* Written instruction *
Find the lines below that contain the word "color" and count them. Only the number should be given.

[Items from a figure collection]
=====

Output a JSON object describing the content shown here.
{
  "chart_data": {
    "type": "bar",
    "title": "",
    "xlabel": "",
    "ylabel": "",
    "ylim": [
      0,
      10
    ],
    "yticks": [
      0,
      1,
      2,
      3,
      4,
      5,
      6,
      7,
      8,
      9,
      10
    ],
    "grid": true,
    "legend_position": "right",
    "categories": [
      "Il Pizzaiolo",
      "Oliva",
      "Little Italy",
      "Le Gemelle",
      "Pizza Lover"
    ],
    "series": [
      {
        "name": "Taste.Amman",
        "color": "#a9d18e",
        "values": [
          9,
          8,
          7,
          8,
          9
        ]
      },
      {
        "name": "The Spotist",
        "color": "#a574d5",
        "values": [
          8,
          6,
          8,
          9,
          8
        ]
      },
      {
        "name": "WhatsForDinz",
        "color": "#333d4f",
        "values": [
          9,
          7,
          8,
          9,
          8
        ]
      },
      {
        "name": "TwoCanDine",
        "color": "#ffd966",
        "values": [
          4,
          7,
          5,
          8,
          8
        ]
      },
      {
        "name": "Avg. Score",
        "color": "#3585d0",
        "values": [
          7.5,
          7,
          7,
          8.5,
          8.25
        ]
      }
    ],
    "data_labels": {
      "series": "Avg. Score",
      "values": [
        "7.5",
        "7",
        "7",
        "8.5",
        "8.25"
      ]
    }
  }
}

=====

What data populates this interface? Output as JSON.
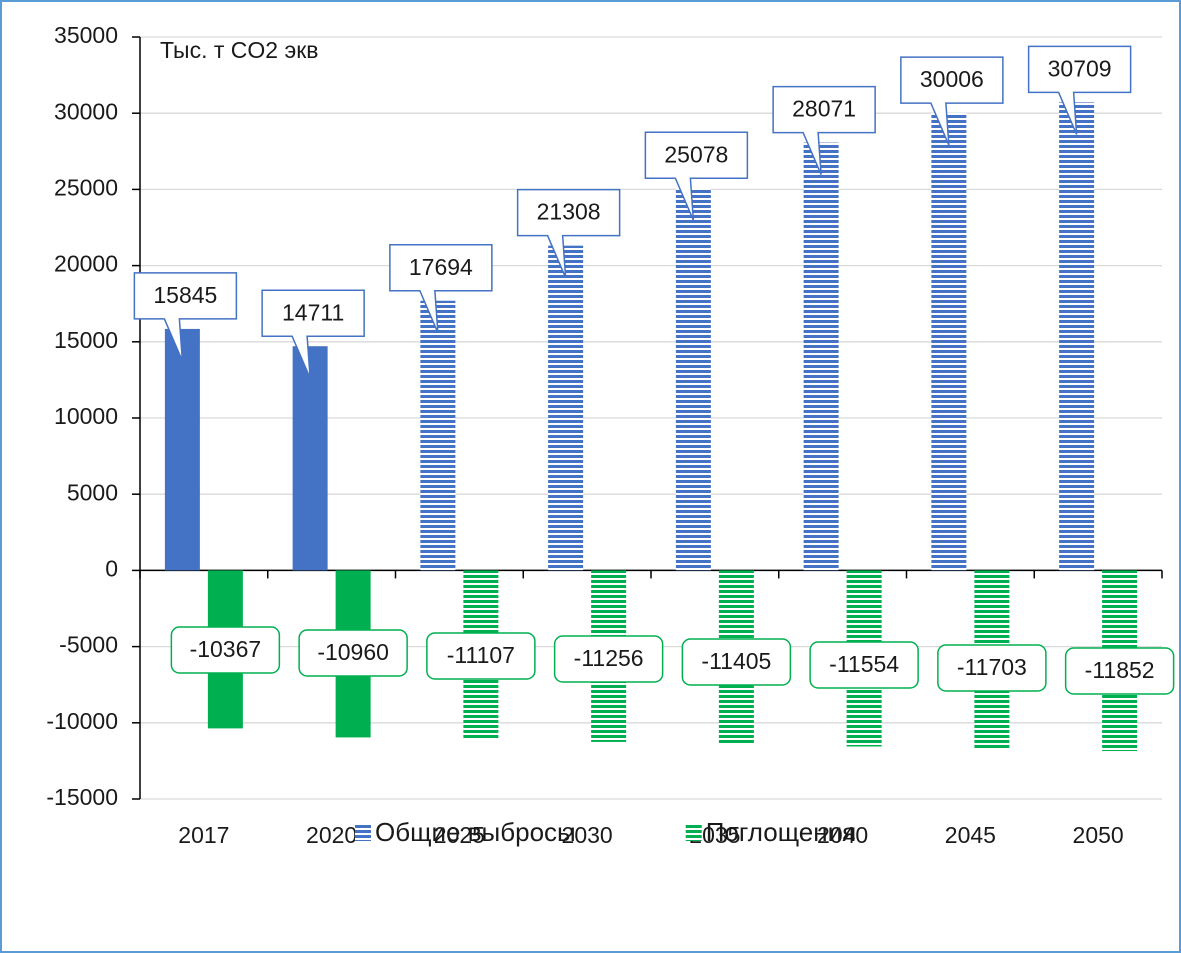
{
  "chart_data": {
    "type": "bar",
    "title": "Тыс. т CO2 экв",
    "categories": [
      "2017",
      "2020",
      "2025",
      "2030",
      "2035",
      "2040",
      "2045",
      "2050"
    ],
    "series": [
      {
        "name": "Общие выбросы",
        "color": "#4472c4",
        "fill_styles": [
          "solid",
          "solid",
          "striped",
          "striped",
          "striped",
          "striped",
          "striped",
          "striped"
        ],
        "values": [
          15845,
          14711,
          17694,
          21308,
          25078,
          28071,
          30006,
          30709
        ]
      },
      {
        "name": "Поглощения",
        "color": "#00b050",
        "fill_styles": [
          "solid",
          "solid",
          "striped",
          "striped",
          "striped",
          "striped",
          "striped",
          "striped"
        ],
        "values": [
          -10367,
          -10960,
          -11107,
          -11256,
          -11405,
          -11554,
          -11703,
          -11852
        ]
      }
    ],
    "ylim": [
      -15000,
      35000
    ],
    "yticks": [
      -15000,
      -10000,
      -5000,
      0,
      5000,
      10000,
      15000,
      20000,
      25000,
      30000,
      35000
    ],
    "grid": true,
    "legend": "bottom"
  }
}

=====

* Task response *
7